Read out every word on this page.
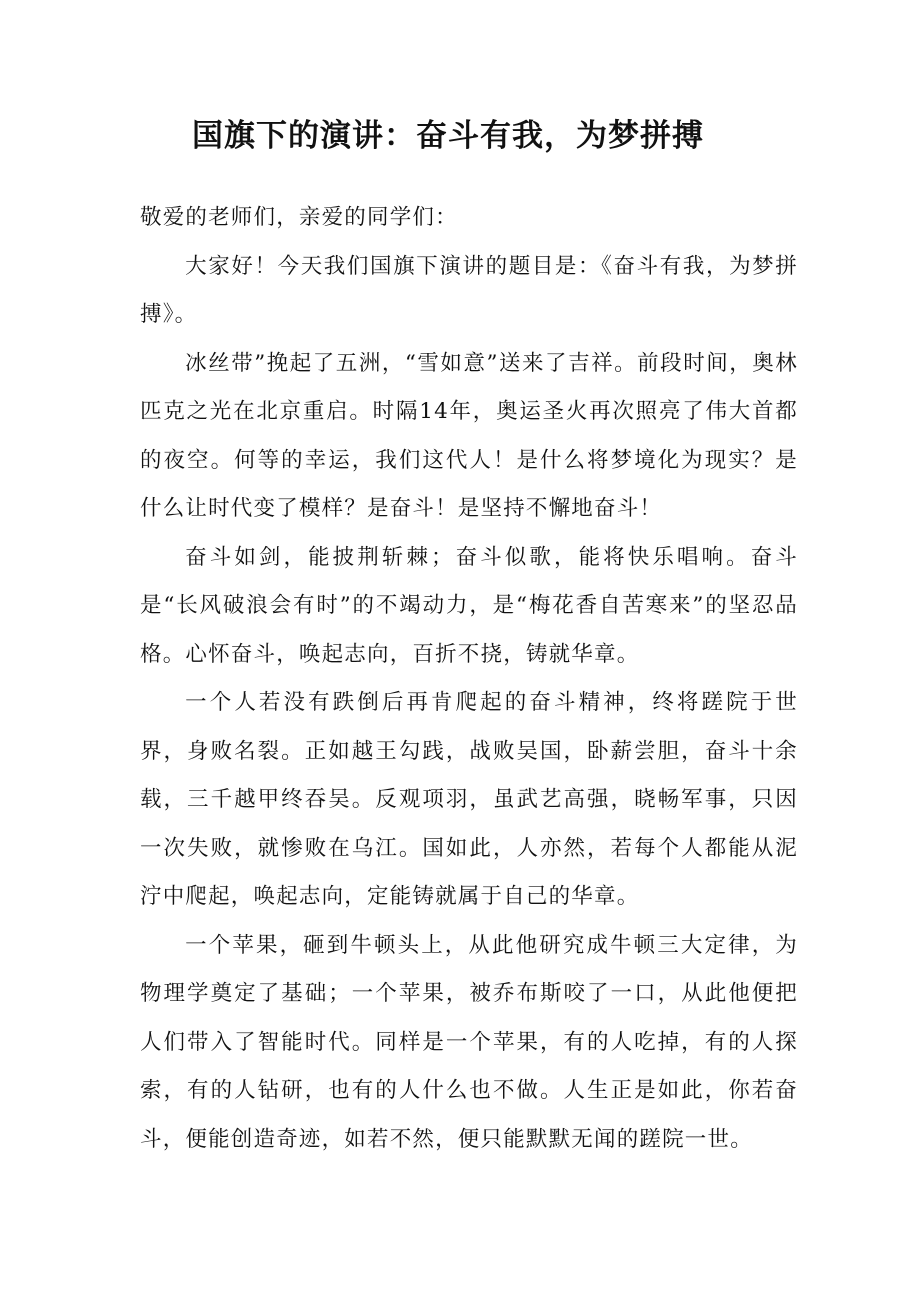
国旗下的演讲：奋斗有我，为梦拼搏

敬爱的老师们，亲爱的同学们：

大家好！今天我们国旗下演讲的题目是：《奋斗有我，为梦拼搏》。

冰丝带”挽起了五洲，“雪如意”送来了吉祥。前段时间，奥林匹克之光在北京重启。时隔14年，奥运圣火再次照亮了伟大首都的夜空。何等的幸运，我们这代人！是什么将梦境化为现实？是什么让时代变了模样？是奋斗！是坚持不懈地奋斗！

奋斗如剑，能披荆斩棘；奋斗似歌，能将快乐唱响。奋斗是“长风破浪会有时”的不竭动力，是“梅花香自苦寒来”的坚忍品格。心怀奋斗，唤起志向，百折不挠，铸就华章。

一个人若没有跌倒后再肯爬起的奋斗精神，终将蹉院于世界，身败名裂。正如越王勾践，战败吴国，卧薪尝胆，奋斗十余载，三千越甲终吞吴。反观项羽，虽武艺高强，晓畅军事，只因一次失败，就惨败在乌江。国如此，人亦然，若每个人都能从泥泞中爬起，唤起志向，定能铸就属于自己的华章。

一个苹果，砸到牛顿头上，从此他研究成牛顿三大定律，为物理学奠定了基础；一个苹果，被乔布斯咬了一口，从此他便把人们带入了智能时代。同样是一个苹果，有的人吃掉，有的人探索，有的人钻研，也有的人什么也不做。人生正是如此，你若奋斗，便能创造奇迹，如若不然，便只能默默无闻的蹉院一世。
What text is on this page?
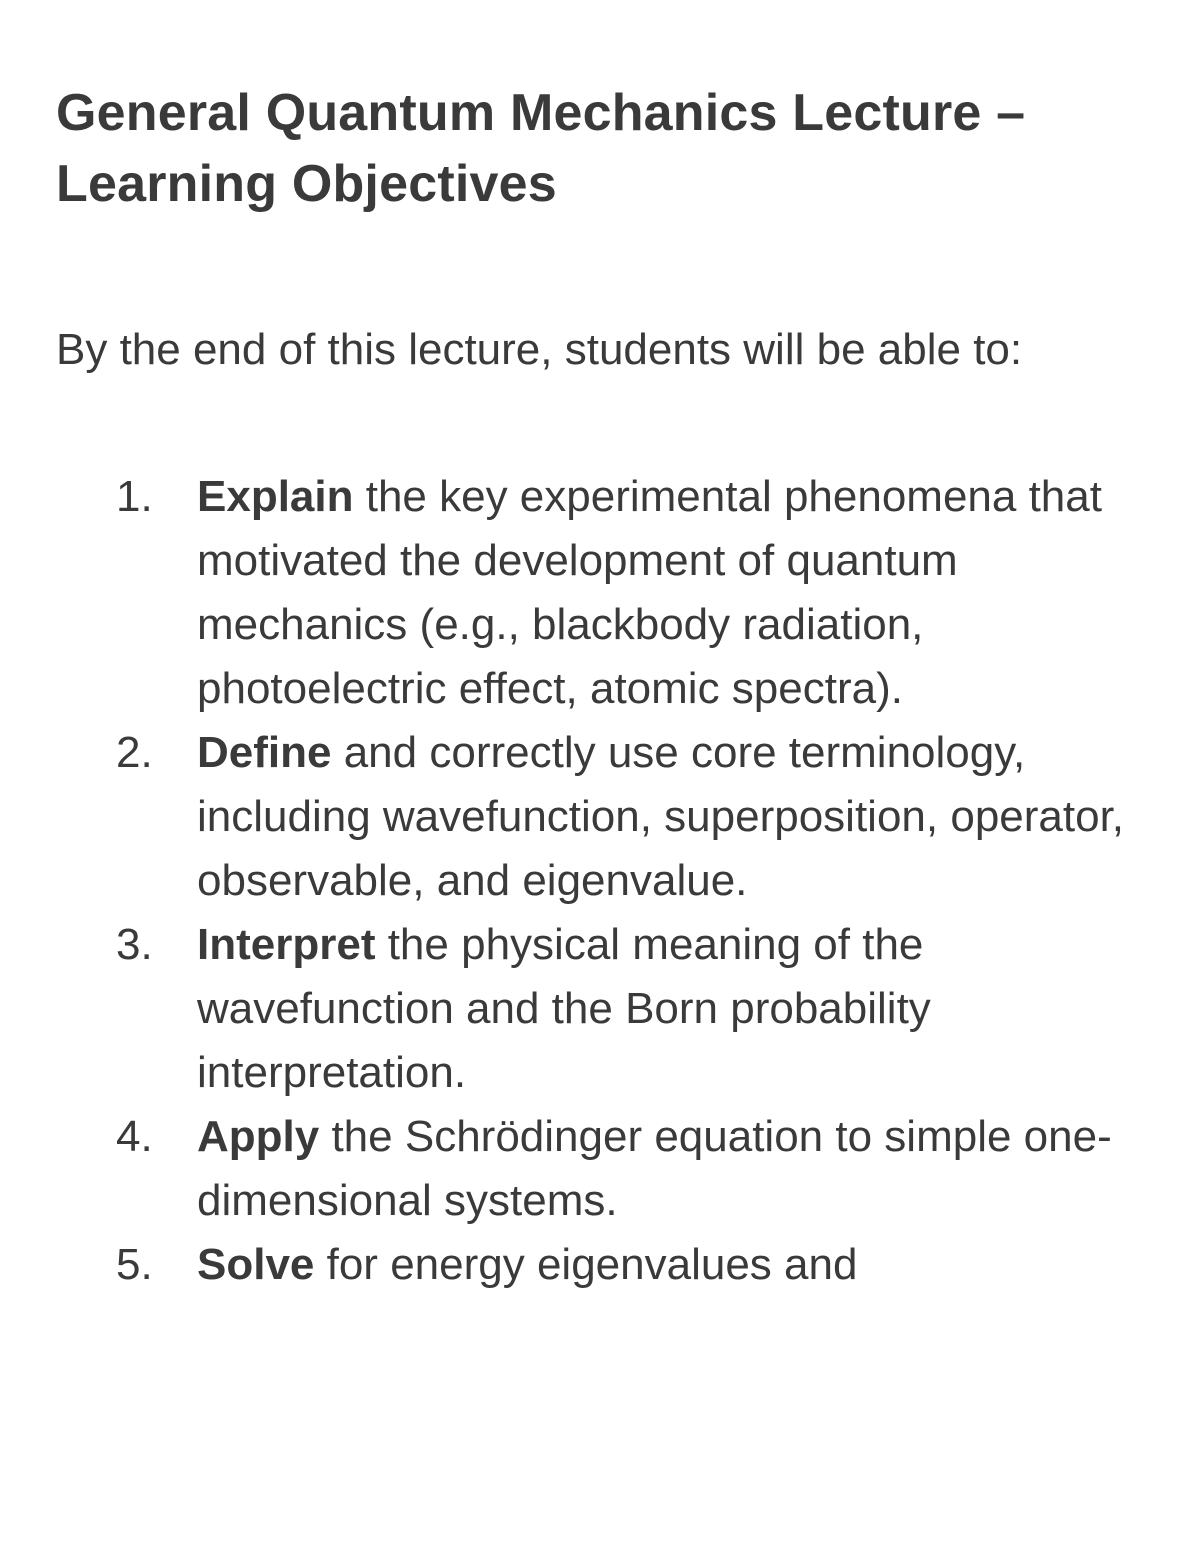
General Quantum Mechanics Lecture – Learning Objectives

By the end of this lecture, students will be able to:

1. Explain the key experimental phenomena that motivated the development of quantum mechanics (e.g., blackbody radiation, photoelectric effect, atomic spectra).
2. Define and correctly use core terminology, including wavefunction, superposition, operator, observable, and eigenvalue.
3. Interpret the physical meaning of the wavefunction and the Born probability interpretation.
4. Apply the Schrödinger equation to simple one-dimensional systems.
5. Solve for energy eigenvalues and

======

◆ Instructions to follow: Find every line in the entries that includes the word "奋斗有我", then state how many there are and nothing else.

◆ Task result: 2